Stored records

━━━━━━━━━━━━━━━━━━━━

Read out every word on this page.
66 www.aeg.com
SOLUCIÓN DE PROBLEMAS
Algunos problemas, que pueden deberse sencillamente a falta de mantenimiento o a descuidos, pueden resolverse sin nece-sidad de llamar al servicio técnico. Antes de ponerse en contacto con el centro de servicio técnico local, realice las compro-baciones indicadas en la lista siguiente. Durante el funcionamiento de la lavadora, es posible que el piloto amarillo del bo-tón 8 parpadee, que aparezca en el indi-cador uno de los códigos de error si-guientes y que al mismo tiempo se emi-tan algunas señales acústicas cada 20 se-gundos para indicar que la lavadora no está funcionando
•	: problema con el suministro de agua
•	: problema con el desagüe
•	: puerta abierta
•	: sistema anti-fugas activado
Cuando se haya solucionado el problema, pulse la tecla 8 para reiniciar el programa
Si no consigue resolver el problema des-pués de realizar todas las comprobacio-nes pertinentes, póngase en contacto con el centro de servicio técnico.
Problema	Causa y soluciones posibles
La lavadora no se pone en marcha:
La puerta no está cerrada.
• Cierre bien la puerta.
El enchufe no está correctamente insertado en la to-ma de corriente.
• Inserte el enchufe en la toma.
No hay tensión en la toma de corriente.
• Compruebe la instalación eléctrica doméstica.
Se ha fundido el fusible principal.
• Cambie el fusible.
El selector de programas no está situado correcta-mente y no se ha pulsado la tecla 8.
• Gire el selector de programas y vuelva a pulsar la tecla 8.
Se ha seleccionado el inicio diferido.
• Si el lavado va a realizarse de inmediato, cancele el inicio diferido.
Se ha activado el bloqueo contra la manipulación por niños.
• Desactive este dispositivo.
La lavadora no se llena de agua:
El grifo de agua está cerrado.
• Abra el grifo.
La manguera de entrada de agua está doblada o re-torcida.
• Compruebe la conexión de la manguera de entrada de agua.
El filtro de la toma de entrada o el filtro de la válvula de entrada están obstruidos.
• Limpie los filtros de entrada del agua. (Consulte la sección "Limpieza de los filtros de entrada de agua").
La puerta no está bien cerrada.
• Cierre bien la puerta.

━━━━━━━━━━━━━━━━━━━━

What you will do
Read the lines above. Gather those in which the string "cerrada" is found.

Solution to this exercise
La puerta no está cerrada.
La puerta no está bien cerrada.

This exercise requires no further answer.